[Directions for this task]: Every record below should be written out exactly; pictures stay out.
Start of Excerpted data
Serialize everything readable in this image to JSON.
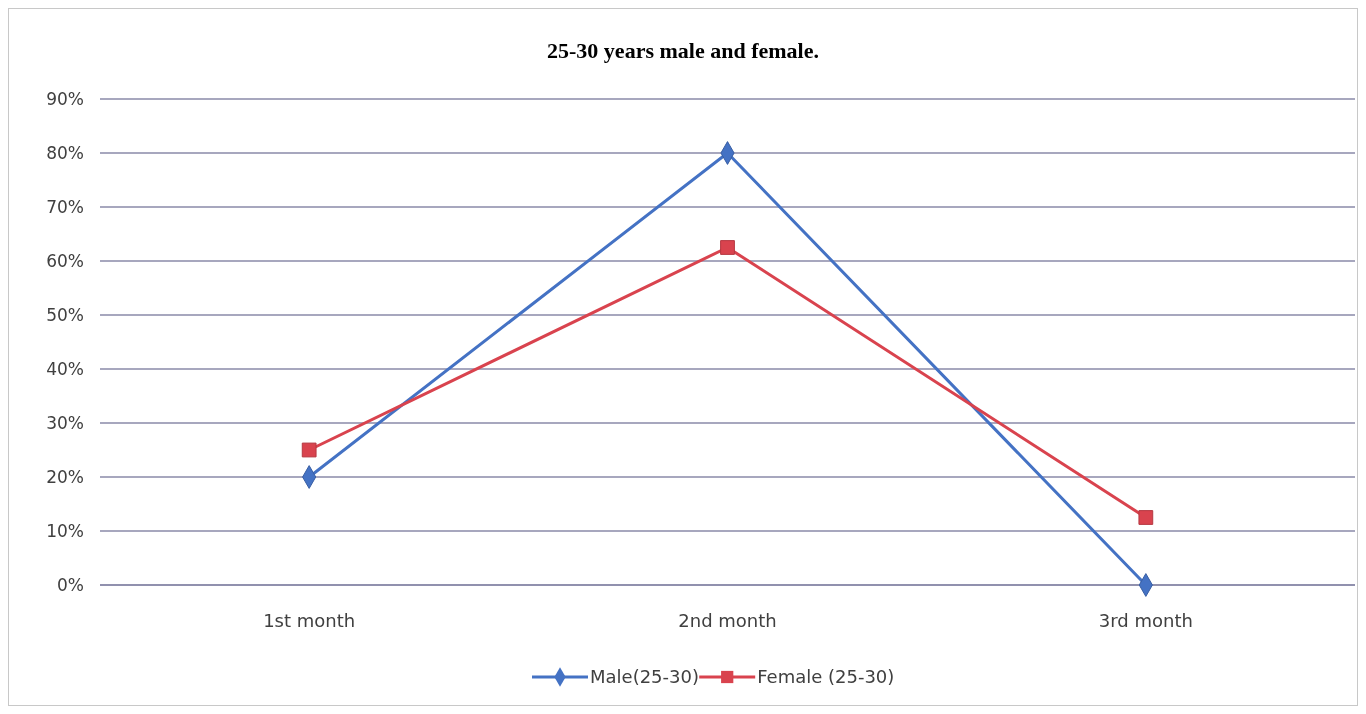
{
  "chart_data": {
    "type": "line",
    "title": "25-30 years male and female.",
    "categories": [
      "1st month",
      "2nd month",
      "3rd month"
    ],
    "series": [
      {
        "name": "Male(25-30)",
        "color": "#4472c4",
        "values": [
          20,
          80,
          0
        ],
        "marker": "diamond"
      },
      {
        "name": "Female (25-30)",
        "color": "#d9434e",
        "values": [
          25,
          62.5,
          12.5
        ],
        "marker": "square"
      }
    ],
    "ylim": [
      0,
      90
    ],
    "yticks": [
      {
        "value": 0,
        "label": "0%"
      },
      {
        "value": 10,
        "label": "10%"
      },
      {
        "value": 20,
        "label": "20%"
      },
      {
        "value": 30,
        "label": "30%"
      },
      {
        "value": 40,
        "label": "40%"
      },
      {
        "value": 50,
        "label": "50%"
      },
      {
        "value": 60,
        "label": "60%"
      },
      {
        "value": 70,
        "label": "70%"
      },
      {
        "value": 80,
        "label": "80%"
      },
      {
        "value": 90,
        "label": "90%"
      }
    ],
    "grid": "y",
    "legend": "bottom",
    "line_style": "solid"
  }
}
End of Excerpted data
[Final answer]:
Serialize everything readable in this image to JSON.
{
  "chart_data": {
    "type": "line",
    "title": "25-30 years male and female.",
    "categories": [
      "1st month",
      "2nd month",
      "3rd month"
    ],
    "series": [
      {
        "name": "Male(25-30)",
        "color": "#4472c4",
        "values": [
          20,
          80,
          0
        ],
        "marker": "diamond"
      },
      {
        "name": "Female (25-30)",
        "color": "#d9434e",
        "values": [
          25,
          62.5,
          12.5
        ],
        "marker": "square"
      }
    ],
    "ylim": [
      0,
      90
    ],
    "yticks": [
      {
        "value": 0,
        "label": "0%"
      },
      {
        "value": 10,
        "label": "10%"
      },
      {
        "value": 20,
        "label": "20%"
      },
      {
        "value": 30,
        "label": "30%"
      },
      {
        "value": 40,
        "label": "40%"
      },
      {
        "value": 50,
        "label": "50%"
      },
      {
        "value": 60,
        "label": "60%"
      },
      {
        "value": 70,
        "label": "70%"
      },
      {
        "value": 80,
        "label": "80%"
      },
      {
        "value": 90,
        "label": "90%"
      }
    ],
    "grid": "y",
    "legend": "bottom",
    "line_style": "solid"
  }
}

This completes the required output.